_Given instruction_
Exactly as given, repeat all of the entries.

+++ Task data

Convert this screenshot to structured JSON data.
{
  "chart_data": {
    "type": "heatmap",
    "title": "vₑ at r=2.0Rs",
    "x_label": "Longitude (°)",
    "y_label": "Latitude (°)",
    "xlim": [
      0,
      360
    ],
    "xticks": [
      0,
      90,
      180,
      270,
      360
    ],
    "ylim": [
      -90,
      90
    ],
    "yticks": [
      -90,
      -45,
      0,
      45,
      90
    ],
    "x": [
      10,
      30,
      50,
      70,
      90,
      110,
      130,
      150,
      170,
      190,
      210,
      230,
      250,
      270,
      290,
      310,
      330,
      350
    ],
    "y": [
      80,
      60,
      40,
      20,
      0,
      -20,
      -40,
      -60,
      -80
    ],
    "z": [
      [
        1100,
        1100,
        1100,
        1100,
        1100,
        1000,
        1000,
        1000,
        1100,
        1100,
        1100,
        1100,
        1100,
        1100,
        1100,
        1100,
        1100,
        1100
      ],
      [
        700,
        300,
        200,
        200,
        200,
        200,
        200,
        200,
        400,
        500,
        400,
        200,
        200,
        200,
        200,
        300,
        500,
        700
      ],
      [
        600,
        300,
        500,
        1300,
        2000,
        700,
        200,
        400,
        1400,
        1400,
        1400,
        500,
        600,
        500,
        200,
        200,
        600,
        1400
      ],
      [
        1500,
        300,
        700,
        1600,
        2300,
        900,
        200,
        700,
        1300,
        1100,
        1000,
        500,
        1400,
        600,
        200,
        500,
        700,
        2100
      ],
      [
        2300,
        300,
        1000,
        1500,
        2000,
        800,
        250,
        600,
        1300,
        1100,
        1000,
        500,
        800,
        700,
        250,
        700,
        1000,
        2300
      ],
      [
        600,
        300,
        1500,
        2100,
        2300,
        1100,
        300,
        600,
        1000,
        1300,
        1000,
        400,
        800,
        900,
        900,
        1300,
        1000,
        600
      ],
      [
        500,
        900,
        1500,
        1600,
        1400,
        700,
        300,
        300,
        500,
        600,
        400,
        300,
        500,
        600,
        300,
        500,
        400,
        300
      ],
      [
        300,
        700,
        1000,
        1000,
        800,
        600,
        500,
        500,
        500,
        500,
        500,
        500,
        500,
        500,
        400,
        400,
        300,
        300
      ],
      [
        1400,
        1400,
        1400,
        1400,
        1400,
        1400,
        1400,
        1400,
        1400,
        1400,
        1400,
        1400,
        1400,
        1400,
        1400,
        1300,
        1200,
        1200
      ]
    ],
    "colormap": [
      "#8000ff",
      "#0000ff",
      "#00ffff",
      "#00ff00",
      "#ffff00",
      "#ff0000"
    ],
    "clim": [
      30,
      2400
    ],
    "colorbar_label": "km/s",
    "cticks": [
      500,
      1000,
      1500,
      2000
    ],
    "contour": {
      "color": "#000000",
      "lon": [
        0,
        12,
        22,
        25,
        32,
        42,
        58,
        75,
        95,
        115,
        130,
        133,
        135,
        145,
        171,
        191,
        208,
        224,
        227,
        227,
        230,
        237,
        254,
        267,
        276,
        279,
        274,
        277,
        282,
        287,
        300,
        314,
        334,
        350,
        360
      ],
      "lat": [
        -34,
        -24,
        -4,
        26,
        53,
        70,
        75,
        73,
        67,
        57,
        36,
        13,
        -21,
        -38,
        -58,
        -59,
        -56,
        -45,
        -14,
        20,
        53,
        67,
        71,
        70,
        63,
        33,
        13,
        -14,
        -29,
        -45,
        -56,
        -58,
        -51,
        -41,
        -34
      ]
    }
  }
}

++++++

_Response below_
Convert this screenshot to structured JSON data.
{
  "chart_data": {
    "type": "heatmap",
    "title": "vₑ at r=2.0Rs",
    "x_label": "Longitude (°)",
    "y_label": "Latitude (°)",
    "xlim": [
      0,
      360
    ],
    "xticks": [
      0,
      90,
      180,
      270,
      360
    ],
    "ylim": [
      -90,
      90
    ],
    "yticks": [
      -90,
      -45,
      0,
      45,
      90
    ],
    "x": [
      10,
      30,
      50,
      70,
      90,
      110,
      130,
      150,
      170,
      190,
      210,
      230,
      250,
      270,
      290,
      310,
      330,
      350
    ],
    "y": [
      80,
      60,
      40,
      20,
      0,
      -20,
      -40,
      -60,
      -80
    ],
    "z": [
      [
        1100,
        1100,
        1100,
        1100,
        1100,
        1000,
        1000,
        1000,
        1100,
        1100,
        1100,
        1100,
        1100,
        1100,
        1100,
        1100,
        1100,
        1100
      ],
      [
        700,
        300,
        200,
        200,
        200,
        200,
        200,
        200,
        400,
        500,
        400,
        200,
        200,
        200,
        200,
        300,
        500,
        700
      ],
      [
        600,
        300,
        500,
        1300,
        2000,
        700,
        200,
        400,
        1400,
        1400,
        1400,
        500,
        600,
        500,
        200,
        200,
        600,
        1400
      ],
      [
        1500,
        300,
        700,
        1600,
        2300,
        900,
        200,
        700,
        1300,
        1100,
        1000,
        500,
        1400,
        600,
        200,
        500,
        700,
        2100
      ],
      [
        2300,
        300,
        1000,
        1500,
        2000,
        800,
        250,
        600,
        1300,
        1100,
        1000,
        500,
        800,
        700,
        250,
        700,
        1000,
        2300
      ],
      [
        600,
        300,
        1500,
        2100,
        2300,
        1100,
        300,
        600,
        1000,
        1300,
        1000,
        400,
        800,
        900,
        900,
        1300,
        1000,
        600
      ],
      [
        500,
        900,
        1500,
        1600,
        1400,
        700,
        300,
        300,
        500,
        600,
        400,
        300,
        500,
        600,
        300,
        500,
        400,
        300
      ],
      [
        300,
        700,
        1000,
        1000,
        800,
        600,
        500,
        500,
        500,
        500,
        500,
        500,
        500,
        500,
        400,
        400,
        300,
        300
      ],
      [
        1400,
        1400,
        1400,
        1400,
        1400,
        1400,
        1400,
        1400,
        1400,
        1400,
        1400,
        1400,
        1400,
        1400,
        1400,
        1300,
        1200,
        1200
      ]
    ],
    "colormap": [
      "#8000ff",
      "#0000ff",
      "#00ffff",
      "#00ff00",
      "#ffff00",
      "#ff0000"
    ],
    "clim": [
      30,
      2400
    ],
    "colorbar_label": "km/s",
    "cticks": [
      500,
      1000,
      1500,
      2000
    ],
    "contour": {
      "color": "#000000",
      "lon": [
        0,
        12,
        22,
        25,
        32,
        42,
        58,
        75,
        95,
        115,
        130,
        133,
        135,
        145,
        171,
        191,
        208,
        224,
        227,
        227,
        230,
        237,
        254,
        267,
        276,
        279,
        274,
        277,
        282,
        287,
        300,
        314,
        334,
        350,
        360
      ],
      "lat": [
        -34,
        -24,
        -4,
        26,
        53,
        70,
        75,
        73,
        67,
        57,
        36,
        13,
        -21,
        -38,
        -58,
        -59,
        -56,
        -45,
        -14,
        20,
        53,
        67,
        71,
        70,
        63,
        33,
        13,
        -14,
        -29,
        -45,
        -56,
        -58,
        -51,
        -41,
        -34
      ]
    }
  }
}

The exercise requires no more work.